→ **Record set**
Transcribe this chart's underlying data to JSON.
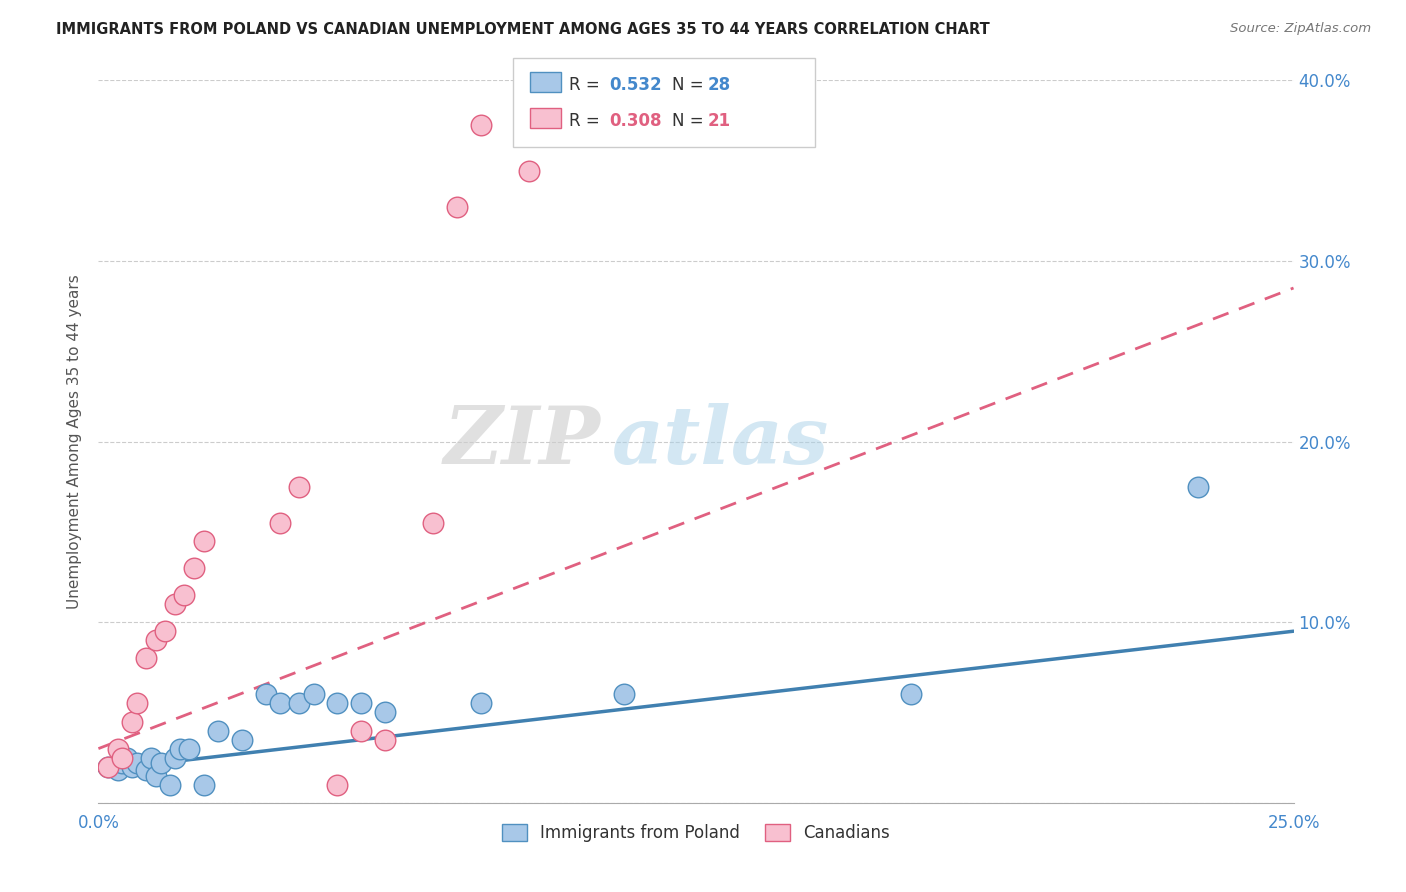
{
  "title": "IMMIGRANTS FROM POLAND VS CANADIAN UNEMPLOYMENT AMONG AGES 35 TO 44 YEARS CORRELATION CHART",
  "source": "Source: ZipAtlas.com",
  "ylabel": "Unemployment Among Ages 35 to 44 years",
  "xlim": [
    0.0,
    0.25
  ],
  "ylim": [
    0.0,
    0.4
  ],
  "xticks": [
    0.0,
    0.05,
    0.1,
    0.15,
    0.2,
    0.25
  ],
  "yticks_right": [
    0.0,
    0.1,
    0.2,
    0.3,
    0.4
  ],
  "ytick_labels_right": [
    "",
    "10.0%",
    "20.0%",
    "30.0%",
    "40.0%"
  ],
  "xtick_labels": [
    "0.0%",
    "",
    "",
    "",
    "",
    "25.0%"
  ],
  "legend_label_blue": "Immigrants from Poland",
  "legend_label_pink": "Canadians",
  "color_blue": "#a8c8e8",
  "color_pink": "#f8c0d0",
  "color_blue_edge": "#5090c0",
  "color_pink_edge": "#e06080",
  "color_blue_line": "#4080b0",
  "color_pink_line": "#e06080",
  "color_blue_text": "#4488cc",
  "color_pink_text": "#e06080",
  "watermark_zip": "ZIP",
  "watermark_atlas": "atlas",
  "blue_r": "0.532",
  "blue_n": "28",
  "pink_r": "0.308",
  "pink_n": "21",
  "blue_scatter_x": [
    0.002,
    0.004,
    0.005,
    0.006,
    0.007,
    0.008,
    0.01,
    0.011,
    0.012,
    0.013,
    0.015,
    0.016,
    0.017,
    0.019,
    0.022,
    0.025,
    0.03,
    0.035,
    0.038,
    0.042,
    0.045,
    0.05,
    0.055,
    0.06,
    0.08,
    0.11,
    0.17,
    0.23
  ],
  "blue_scatter_y": [
    0.02,
    0.018,
    0.022,
    0.025,
    0.02,
    0.022,
    0.018,
    0.025,
    0.015,
    0.022,
    0.01,
    0.025,
    0.03,
    0.03,
    0.01,
    0.04,
    0.035,
    0.06,
    0.055,
    0.055,
    0.06,
    0.055,
    0.055,
    0.05,
    0.055,
    0.06,
    0.06,
    0.175
  ],
  "pink_scatter_x": [
    0.002,
    0.004,
    0.005,
    0.007,
    0.008,
    0.01,
    0.012,
    0.014,
    0.016,
    0.018,
    0.02,
    0.022,
    0.038,
    0.042,
    0.05,
    0.055,
    0.06,
    0.07,
    0.075,
    0.08,
    0.09
  ],
  "pink_scatter_y": [
    0.02,
    0.03,
    0.025,
    0.045,
    0.055,
    0.08,
    0.09,
    0.095,
    0.11,
    0.115,
    0.13,
    0.145,
    0.155,
    0.175,
    0.01,
    0.04,
    0.035,
    0.155,
    0.33,
    0.375,
    0.35
  ],
  "blue_trend_x": [
    0.0,
    0.25
  ],
  "blue_trend_y": [
    0.018,
    0.095
  ],
  "pink_trend_x": [
    0.0,
    0.25
  ],
  "pink_trend_y": [
    0.03,
    0.285
  ]
}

→ **Exercise task**
Would you return the data exactly as written, without the pictures?

→ **The reply**
Transcribe this chart's underlying data to JSON.
{
  "title": "IMMIGRANTS FROM POLAND VS CANADIAN UNEMPLOYMENT AMONG AGES 35 TO 44 YEARS CORRELATION CHART",
  "source": "Source: ZipAtlas.com",
  "ylabel": "Unemployment Among Ages 35 to 44 years",
  "xlim": [
    0.0,
    0.25
  ],
  "ylim": [
    0.0,
    0.4
  ],
  "xticks": [
    0.0,
    0.05,
    0.1,
    0.15,
    0.2,
    0.25
  ],
  "yticks_right": [
    0.0,
    0.1,
    0.2,
    0.3,
    0.4
  ],
  "ytick_labels_right": [
    "",
    "10.0%",
    "20.0%",
    "30.0%",
    "40.0%"
  ],
  "xtick_labels": [
    "0.0%",
    "",
    "",
    "",
    "",
    "25.0%"
  ],
  "legend_label_blue": "Immigrants from Poland",
  "legend_label_pink": "Canadians",
  "color_blue": "#a8c8e8",
  "color_pink": "#f8c0d0",
  "color_blue_edge": "#5090c0",
  "color_pink_edge": "#e06080",
  "color_blue_line": "#4080b0",
  "color_pink_line": "#e06080",
  "color_blue_text": "#4488cc",
  "color_pink_text": "#e06080",
  "watermark_zip": "ZIP",
  "watermark_atlas": "atlas",
  "blue_r": "0.532",
  "blue_n": "28",
  "pink_r": "0.308",
  "pink_n": "21",
  "blue_scatter_x": [
    0.002,
    0.004,
    0.005,
    0.006,
    0.007,
    0.008,
    0.01,
    0.011,
    0.012,
    0.013,
    0.015,
    0.016,
    0.017,
    0.019,
    0.022,
    0.025,
    0.03,
    0.035,
    0.038,
    0.042,
    0.045,
    0.05,
    0.055,
    0.06,
    0.08,
    0.11,
    0.17,
    0.23
  ],
  "blue_scatter_y": [
    0.02,
    0.018,
    0.022,
    0.025,
    0.02,
    0.022,
    0.018,
    0.025,
    0.015,
    0.022,
    0.01,
    0.025,
    0.03,
    0.03,
    0.01,
    0.04,
    0.035,
    0.06,
    0.055,
    0.055,
    0.06,
    0.055,
    0.055,
    0.05,
    0.055,
    0.06,
    0.06,
    0.175
  ],
  "pink_scatter_x": [
    0.002,
    0.004,
    0.005,
    0.007,
    0.008,
    0.01,
    0.012,
    0.014,
    0.016,
    0.018,
    0.02,
    0.022,
    0.038,
    0.042,
    0.05,
    0.055,
    0.06,
    0.07,
    0.075,
    0.08,
    0.09
  ],
  "pink_scatter_y": [
    0.02,
    0.03,
    0.025,
    0.045,
    0.055,
    0.08,
    0.09,
    0.095,
    0.11,
    0.115,
    0.13,
    0.145,
    0.155,
    0.175,
    0.01,
    0.04,
    0.035,
    0.155,
    0.33,
    0.375,
    0.35
  ],
  "blue_trend_x": [
    0.0,
    0.25
  ],
  "blue_trend_y": [
    0.018,
    0.095
  ],
  "pink_trend_x": [
    0.0,
    0.25
  ],
  "pink_trend_y": [
    0.03,
    0.285
  ]
}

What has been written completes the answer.